Gli abusi subiti dai figli dei partecipanti della Manif pour tous. Alcune vittime hanno anche tentato il suicidio


«Non capivo cosa ci facessi lì, volevo giocare con i Playmobil». È quanto dichiara a Le Monde uno dei bambini trascinati dai suoi genitori alle manifestazioni omofobe della La Manif pour tous.
La vittima del fondamentalismo spiega che «aveva otto anni e i suoi fratelli nove e tre anni, quando sua madre li portò a un raduno de La Manif pour tous a Lione». Era il marzo del 2013 quando fu costretto a protestare contro il matrimonio egualitario: «Davvero non ho capito niente. Non avevo mai sentito parlare di omosessualità», aggiunge.
Ma non era il solo. Un altro bambino spiega che sua madre lo incoraggiò a sostenere che l’unica famiglia possibile «fosse un padre, una madre e dei figli» in virtù di come quello fosse «l’unico modello che conoscevo». Fu così che si ritrovò ad un raduno de La Manif pour tous: «Avrei preferito restare a casa per continuare a leggere», ha dichiarato a Le Monde, spiegando come ai tempi avesse solo dieci anni. Stesso discorso per una bambina che il 24 marzo 2013 venne portata da sua madre a Parigi per manifestare contro il matrimonio egualitario: «Diverse persone urlavano insulti omofobi, avevo mal di testa», spiega. Lei non voleva insultare le persone e «quindi ho fatto apposta un passo indietro per non urlare. Se mia madre mi avesse visto, mi avrebbe costretto».
Le vittime del fondamentalismo ricordano con orrore la ferocia che porto i loro genitori ad abusare di loro contro altri. Una ragazza spiega che sua madre le «ha parlato di “omosessuali degenerati”, “malati di mente”», dicendole che erano lì per protestare e per «impedire agli uomini gay di commettere un peccato mortale agli occhi di Dio sposandosi».

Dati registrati

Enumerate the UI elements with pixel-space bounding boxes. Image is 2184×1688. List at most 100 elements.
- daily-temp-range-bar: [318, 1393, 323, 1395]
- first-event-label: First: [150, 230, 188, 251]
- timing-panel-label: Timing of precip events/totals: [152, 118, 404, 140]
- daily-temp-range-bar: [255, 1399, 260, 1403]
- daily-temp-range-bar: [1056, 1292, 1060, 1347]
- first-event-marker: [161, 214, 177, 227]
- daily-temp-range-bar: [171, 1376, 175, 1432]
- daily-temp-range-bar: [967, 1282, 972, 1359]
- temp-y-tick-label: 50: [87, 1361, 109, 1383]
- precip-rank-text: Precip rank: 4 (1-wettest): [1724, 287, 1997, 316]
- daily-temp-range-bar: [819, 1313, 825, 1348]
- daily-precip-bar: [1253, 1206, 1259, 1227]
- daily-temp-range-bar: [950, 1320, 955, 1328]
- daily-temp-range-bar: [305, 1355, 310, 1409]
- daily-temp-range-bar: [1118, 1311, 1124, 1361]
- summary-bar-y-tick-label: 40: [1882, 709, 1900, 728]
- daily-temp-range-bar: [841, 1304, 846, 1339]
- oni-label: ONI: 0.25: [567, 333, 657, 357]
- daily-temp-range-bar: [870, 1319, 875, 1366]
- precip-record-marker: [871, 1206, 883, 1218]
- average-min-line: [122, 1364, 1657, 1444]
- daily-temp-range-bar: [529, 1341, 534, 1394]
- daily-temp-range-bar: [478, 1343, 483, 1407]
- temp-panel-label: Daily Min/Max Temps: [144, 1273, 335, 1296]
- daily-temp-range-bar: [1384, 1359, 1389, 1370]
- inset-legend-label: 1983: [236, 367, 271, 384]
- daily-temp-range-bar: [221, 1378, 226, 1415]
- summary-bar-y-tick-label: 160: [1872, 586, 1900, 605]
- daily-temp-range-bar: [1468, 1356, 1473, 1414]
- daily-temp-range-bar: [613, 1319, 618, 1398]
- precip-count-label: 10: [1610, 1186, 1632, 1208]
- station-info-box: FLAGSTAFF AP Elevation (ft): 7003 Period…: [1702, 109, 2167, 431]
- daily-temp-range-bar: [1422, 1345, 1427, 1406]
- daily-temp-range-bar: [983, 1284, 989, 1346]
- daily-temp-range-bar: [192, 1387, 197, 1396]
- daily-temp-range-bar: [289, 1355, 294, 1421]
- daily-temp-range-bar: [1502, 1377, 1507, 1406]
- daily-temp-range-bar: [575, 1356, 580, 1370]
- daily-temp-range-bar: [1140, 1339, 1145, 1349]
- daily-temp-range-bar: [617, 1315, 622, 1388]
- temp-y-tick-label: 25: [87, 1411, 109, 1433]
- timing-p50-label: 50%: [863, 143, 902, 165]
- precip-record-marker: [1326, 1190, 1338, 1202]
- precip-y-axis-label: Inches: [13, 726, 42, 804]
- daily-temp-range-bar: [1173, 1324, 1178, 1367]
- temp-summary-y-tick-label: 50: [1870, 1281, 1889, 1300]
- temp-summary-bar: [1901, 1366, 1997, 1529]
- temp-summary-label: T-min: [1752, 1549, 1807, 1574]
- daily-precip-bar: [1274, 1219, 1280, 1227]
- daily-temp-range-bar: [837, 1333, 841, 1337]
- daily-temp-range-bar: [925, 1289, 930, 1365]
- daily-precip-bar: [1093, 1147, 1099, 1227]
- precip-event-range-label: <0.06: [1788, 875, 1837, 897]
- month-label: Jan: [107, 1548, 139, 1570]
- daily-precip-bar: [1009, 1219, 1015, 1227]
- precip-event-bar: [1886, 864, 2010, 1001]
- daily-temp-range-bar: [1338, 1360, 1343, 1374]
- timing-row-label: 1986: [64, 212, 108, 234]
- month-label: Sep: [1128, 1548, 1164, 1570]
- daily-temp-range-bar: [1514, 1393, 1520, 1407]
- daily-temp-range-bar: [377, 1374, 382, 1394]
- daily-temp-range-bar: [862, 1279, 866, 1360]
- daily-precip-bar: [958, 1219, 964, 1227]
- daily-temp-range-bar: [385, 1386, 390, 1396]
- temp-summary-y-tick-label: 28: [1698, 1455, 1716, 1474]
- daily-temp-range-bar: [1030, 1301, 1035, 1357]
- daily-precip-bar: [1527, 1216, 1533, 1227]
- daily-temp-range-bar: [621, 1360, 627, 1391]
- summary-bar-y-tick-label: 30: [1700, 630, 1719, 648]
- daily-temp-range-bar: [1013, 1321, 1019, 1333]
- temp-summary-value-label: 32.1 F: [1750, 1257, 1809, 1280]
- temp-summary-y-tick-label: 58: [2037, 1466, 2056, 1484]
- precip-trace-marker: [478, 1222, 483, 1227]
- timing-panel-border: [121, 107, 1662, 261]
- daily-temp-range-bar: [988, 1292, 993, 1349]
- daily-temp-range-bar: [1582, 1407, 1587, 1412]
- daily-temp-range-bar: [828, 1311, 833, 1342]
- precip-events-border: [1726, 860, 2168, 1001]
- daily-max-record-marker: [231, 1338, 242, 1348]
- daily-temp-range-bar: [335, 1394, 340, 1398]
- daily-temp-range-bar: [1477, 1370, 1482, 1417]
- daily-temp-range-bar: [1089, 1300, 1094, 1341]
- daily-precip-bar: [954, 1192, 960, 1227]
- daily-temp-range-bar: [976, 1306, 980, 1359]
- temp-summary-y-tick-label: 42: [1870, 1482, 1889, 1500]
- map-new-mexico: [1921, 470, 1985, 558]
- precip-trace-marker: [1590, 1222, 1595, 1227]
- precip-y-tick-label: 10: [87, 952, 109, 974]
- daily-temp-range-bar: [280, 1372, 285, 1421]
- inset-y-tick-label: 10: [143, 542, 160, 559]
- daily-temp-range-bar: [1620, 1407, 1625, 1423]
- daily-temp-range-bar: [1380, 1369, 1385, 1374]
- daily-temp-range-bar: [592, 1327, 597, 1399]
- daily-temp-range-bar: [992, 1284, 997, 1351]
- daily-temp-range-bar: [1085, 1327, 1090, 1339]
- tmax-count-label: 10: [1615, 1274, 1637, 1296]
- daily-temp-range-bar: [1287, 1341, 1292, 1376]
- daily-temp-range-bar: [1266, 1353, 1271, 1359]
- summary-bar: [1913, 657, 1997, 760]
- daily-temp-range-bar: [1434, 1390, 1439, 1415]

Cosa fare ::
1: Stampa senza alcuna modifica tutto il testo sulla Manif pour tous, da "Gli abusi subiti" giù fino a "della La Manif pour tous.".
2: Procedi con il testo sulla Manif pour tous, scrivendo il seguito subito dopo la sua ultima frase.

Risposte attese ::
1:
Gli abusi subiti dai figli dei partecipanti della Manif pour tous. Alcune vittime hanno anche tentato il suicidio


«Non capivo cosa ci facessi lì, volevo giocare con i Playmobil». È quanto dichiara a Le Monde uno dei bambini trascinati dai suoi genitori alle manifestazioni omofobe della La Manif pour tous.

2:
Ma il problema è nato quando alcuni bambini usati dal fondamentalismo organizzato hanno scoperto di non essere eterosessuali come esigevano i loro genitori. Improvvisamente erano loro ad essere i “degenerati” e i “malati di mente” contro cui mamma papà sbraitavano insulti con isterica violenza.
«Mi resi conto di quanto fosse stata violenta e odiosa questa manifestazione. Ho realizzato soprattutto l'impatto che avrebbe potuto avere su di me», spiega una di quelle vittime. La stessa sorte è toccata a chi racconta che «dai 15 ai 18 anni piangevo ogni notte nella mia stanza e pregavo per un cambiamento» confessa. Dichiarare la sua bisessualità ai genitori era impensabile: «So che se lo scoprono, mi taglieranno i viveri».
Non male per quei violenti che cercavano consensi urlando «giù le mani dai bambini» mentre molestavano i loro stessi figli.

E se Jacopo Coghe ha fatto soldi e cartiera partecipando a quelle deviate manifestaziomi di incitamento all'odio, non è chiaro se abbia detto ai suoi figli che i soldi con cui ha comprato i loro giocattoli arrivino da manifestazioni che hanno spinto le sue vittime a tentare il suicidio.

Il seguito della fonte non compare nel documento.